[Records from a dataset]
-- begin --
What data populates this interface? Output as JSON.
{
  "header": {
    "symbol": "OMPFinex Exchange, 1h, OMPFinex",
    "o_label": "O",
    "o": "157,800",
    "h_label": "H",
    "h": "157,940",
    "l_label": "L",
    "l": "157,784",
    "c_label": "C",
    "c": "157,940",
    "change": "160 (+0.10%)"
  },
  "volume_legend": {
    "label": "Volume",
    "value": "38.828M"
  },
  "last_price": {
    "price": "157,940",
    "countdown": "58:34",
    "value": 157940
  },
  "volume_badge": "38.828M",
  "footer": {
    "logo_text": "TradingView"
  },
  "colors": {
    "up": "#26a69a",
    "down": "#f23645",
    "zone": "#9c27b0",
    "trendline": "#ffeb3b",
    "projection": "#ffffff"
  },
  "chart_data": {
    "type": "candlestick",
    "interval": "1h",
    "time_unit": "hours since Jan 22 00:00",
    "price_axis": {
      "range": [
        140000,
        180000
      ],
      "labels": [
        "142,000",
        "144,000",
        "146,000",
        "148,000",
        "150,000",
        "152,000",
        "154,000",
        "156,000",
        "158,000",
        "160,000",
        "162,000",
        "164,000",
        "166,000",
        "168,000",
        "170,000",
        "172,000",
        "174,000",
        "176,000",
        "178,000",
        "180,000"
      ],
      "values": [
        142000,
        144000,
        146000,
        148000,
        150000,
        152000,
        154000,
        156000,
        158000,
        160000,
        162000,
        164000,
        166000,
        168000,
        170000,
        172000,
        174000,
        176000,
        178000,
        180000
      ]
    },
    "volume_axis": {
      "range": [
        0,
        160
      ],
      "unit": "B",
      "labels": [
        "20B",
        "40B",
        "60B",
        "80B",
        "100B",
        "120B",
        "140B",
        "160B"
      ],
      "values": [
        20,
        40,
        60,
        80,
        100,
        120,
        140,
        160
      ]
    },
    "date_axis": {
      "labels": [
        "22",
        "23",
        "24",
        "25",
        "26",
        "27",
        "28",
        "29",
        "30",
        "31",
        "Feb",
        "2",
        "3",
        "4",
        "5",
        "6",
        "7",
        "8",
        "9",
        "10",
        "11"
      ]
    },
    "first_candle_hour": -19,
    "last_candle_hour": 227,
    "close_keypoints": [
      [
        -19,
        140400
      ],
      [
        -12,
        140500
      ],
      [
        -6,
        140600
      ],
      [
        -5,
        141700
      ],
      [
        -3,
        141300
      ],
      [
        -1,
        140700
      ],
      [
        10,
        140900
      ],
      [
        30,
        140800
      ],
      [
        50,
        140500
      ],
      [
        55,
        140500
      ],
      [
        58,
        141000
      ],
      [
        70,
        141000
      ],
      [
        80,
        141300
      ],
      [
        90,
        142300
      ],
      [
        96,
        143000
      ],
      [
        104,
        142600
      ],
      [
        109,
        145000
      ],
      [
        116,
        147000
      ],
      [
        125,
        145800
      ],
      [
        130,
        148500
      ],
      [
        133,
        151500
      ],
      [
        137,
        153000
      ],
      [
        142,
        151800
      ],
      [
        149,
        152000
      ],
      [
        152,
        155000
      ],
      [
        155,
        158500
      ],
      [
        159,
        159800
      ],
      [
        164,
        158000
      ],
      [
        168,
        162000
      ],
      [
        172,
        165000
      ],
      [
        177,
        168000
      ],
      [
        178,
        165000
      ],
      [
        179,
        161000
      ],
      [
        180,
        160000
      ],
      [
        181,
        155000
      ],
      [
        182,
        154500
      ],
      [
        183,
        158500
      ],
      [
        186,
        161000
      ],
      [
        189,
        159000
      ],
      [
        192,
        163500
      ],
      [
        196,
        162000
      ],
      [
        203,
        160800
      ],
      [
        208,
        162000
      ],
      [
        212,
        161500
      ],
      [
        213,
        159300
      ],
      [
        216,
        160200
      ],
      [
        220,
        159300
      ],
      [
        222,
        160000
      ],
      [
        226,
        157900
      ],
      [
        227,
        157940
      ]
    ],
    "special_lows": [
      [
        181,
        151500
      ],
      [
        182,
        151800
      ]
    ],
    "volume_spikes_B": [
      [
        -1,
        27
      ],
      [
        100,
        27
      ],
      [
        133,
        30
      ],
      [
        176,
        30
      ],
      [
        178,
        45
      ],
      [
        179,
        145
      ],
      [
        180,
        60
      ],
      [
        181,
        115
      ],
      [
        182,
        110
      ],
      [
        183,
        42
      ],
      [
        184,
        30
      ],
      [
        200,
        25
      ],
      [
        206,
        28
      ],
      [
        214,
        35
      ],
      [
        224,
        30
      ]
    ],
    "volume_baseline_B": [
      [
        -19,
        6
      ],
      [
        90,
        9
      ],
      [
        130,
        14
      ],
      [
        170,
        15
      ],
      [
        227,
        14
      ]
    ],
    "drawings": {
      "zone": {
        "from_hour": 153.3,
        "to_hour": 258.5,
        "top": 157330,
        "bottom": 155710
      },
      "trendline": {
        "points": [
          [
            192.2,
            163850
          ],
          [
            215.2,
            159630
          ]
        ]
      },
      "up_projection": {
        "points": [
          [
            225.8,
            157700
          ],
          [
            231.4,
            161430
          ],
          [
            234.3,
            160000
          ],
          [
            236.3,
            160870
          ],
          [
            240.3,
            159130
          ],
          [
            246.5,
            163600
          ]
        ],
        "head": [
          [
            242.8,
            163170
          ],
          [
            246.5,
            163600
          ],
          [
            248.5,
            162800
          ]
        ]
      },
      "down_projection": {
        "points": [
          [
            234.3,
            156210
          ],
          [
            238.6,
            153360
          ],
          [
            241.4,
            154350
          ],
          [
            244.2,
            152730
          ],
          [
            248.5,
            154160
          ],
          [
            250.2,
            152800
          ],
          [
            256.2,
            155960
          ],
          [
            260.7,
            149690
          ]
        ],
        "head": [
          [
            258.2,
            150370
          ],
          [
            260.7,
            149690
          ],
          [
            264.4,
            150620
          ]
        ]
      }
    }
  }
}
-- end --
#### [THE TASK]
All entries shown above should be printed again exactly.

#### [TASK SOLUTION]
What data populates this interface? Output as JSON.
{
  "header": {
    "symbol": "OMPFinex Exchange, 1h, OMPFinex",
    "o_label": "O",
    "o": "157,800",
    "h_label": "H",
    "h": "157,940",
    "l_label": "L",
    "l": "157,784",
    "c_label": "C",
    "c": "157,940",
    "change": "160 (+0.10%)"
  },
  "volume_legend": {
    "label": "Volume",
    "value": "38.828M"
  },
  "last_price": {
    "price": "157,940",
    "countdown": "58:34",
    "value": 157940
  },
  "volume_badge": "38.828M",
  "footer": {
    "logo_text": "TradingView"
  },
  "colors": {
    "up": "#26a69a",
    "down": "#f23645",
    "zone": "#9c27b0",
    "trendline": "#ffeb3b",
    "projection": "#ffffff"
  },
  "chart_data": {
    "type": "candlestick",
    "interval": "1h",
    "time_unit": "hours since Jan 22 00:00",
    "price_axis": {
      "range": [
        140000,
        180000
      ],
      "labels": [
        "142,000",
        "144,000",
        "146,000",
        "148,000",
        "150,000",
        "152,000",
        "154,000",
        "156,000",
        "158,000",
        "160,000",
        "162,000",
        "164,000",
        "166,000",
        "168,000",
        "170,000",
        "172,000",
        "174,000",
        "176,000",
        "178,000",
        "180,000"
      ],
      "values": [
        142000,
        144000,
        146000,
        148000,
        150000,
        152000,
        154000,
        156000,
        158000,
        160000,
        162000,
        164000,
        166000,
        168000,
        170000,
        172000,
        174000,
        176000,
        178000,
        180000
      ]
    },
    "volume_axis": {
      "range": [
        0,
        160
      ],
      "unit": "B",
      "labels": [
        "20B",
        "40B",
        "60B",
        "80B",
        "100B",
        "120B",
        "140B",
        "160B"
      ],
      "values": [
        20,
        40,
        60,
        80,
        100,
        120,
        140,
        160
      ]
    },
    "date_axis": {
      "labels": [
        "22",
        "23",
        "24",
        "25",
        "26",
        "27",
        "28",
        "29",
        "30",
        "31",
        "Feb",
        "2",
        "3",
        "4",
        "5",
        "6",
        "7",
        "8",
        "9",
        "10",
        "11"
      ]
    },
    "first_candle_hour": -19,
    "last_candle_hour": 227,
    "close_keypoints": [
      [
        -19,
        140400
      ],
      [
        -12,
        140500
      ],
      [
        -6,
        140600
      ],
      [
        -5,
        141700
      ],
      [
        -3,
        141300
      ],
      [
        -1,
        140700
      ],
      [
        10,
        140900
      ],
      [
        30,
        140800
      ],
      [
        50,
        140500
      ],
      [
        55,
        140500
      ],
      [
        58,
        141000
      ],
      [
        70,
        141000
      ],
      [
        80,
        141300
      ],
      [
        90,
        142300
      ],
      [
        96,
        143000
      ],
      [
        104,
        142600
      ],
      [
        109,
        145000
      ],
      [
        116,
        147000
      ],
      [
        125,
        145800
      ],
      [
        130,
        148500
      ],
      [
        133,
        151500
      ],
      [
        137,
        153000
      ],
      [
        142,
        151800
      ],
      [
        149,
        152000
      ],
      [
        152,
        155000
      ],
      [
        155,
        158500
      ],
      [
        159,
        159800
      ],
      [
        164,
        158000
      ],
      [
        168,
        162000
      ],
      [
        172,
        165000
      ],
      [
        177,
        168000
      ],
      [
        178,
        165000
      ],
      [
        179,
        161000
      ],
      [
        180,
        160000
      ],
      [
        181,
        155000
      ],
      [
        182,
        154500
      ],
      [
        183,
        158500
      ],
      [
        186,
        161000
      ],
      [
        189,
        159000
      ],
      [
        192,
        163500
      ],
      [
        196,
        162000
      ],
      [
        203,
        160800
      ],
      [
        208,
        162000
      ],
      [
        212,
        161500
      ],
      [
        213,
        159300
      ],
      [
        216,
        160200
      ],
      [
        220,
        159300
      ],
      [
        222,
        160000
      ],
      [
        226,
        157900
      ],
      [
        227,
        157940
      ]
    ],
    "special_lows": [
      [
        181,
        151500
      ],
      [
        182,
        151800
      ]
    ],
    "volume_spikes_B": [
      [
        -1,
        27
      ],
      [
        100,
        27
      ],
      [
        133,
        30
      ],
      [
        176,
        30
      ],
      [
        178,
        45
      ],
      [
        179,
        145
      ],
      [
        180,
        60
      ],
      [
        181,
        115
      ],
      [
        182,
        110
      ],
      [
        183,
        42
      ],
      [
        184,
        30
      ],
      [
        200,
        25
      ],
      [
        206,
        28
      ],
      [
        214,
        35
      ],
      [
        224,
        30
      ]
    ],
    "volume_baseline_B": [
      [
        -19,
        6
      ],
      [
        90,
        9
      ],
      [
        130,
        14
      ],
      [
        170,
        15
      ],
      [
        227,
        14
      ]
    ],
    "drawings": {
      "zone": {
        "from_hour": 153.3,
        "to_hour": 258.5,
        "top": 157330,
        "bottom": 155710
      },
      "trendline": {
        "points": [
          [
            192.2,
            163850
          ],
          [
            215.2,
            159630
          ]
        ]
      },
      "up_projection": {
        "points": [
          [
            225.8,
            157700
          ],
          [
            231.4,
            161430
          ],
          [
            234.3,
            160000
          ],
          [
            236.3,
            160870
          ],
          [
            240.3,
            159130
          ],
          [
            246.5,
            163600
          ]
        ],
        "head": [
          [
            242.8,
            163170
          ],
          [
            246.5,
            163600
          ],
          [
            248.5,
            162800
          ]
        ]
      },
      "down_projection": {
        "points": [
          [
            234.3,
            156210
          ],
          [
            238.6,
            153360
          ],
          [
            241.4,
            154350
          ],
          [
            244.2,
            152730
          ],
          [
            248.5,
            154160
          ],
          [
            250.2,
            152800
          ],
          [
            256.2,
            155960
          ],
          [
            260.7,
            149690
          ]
        ],
        "head": [
          [
            258.2,
            150370
          ],
          [
            260.7,
            149690
          ],
          [
            264.4,
            150620
          ]
        ]
      }
    }
  }
}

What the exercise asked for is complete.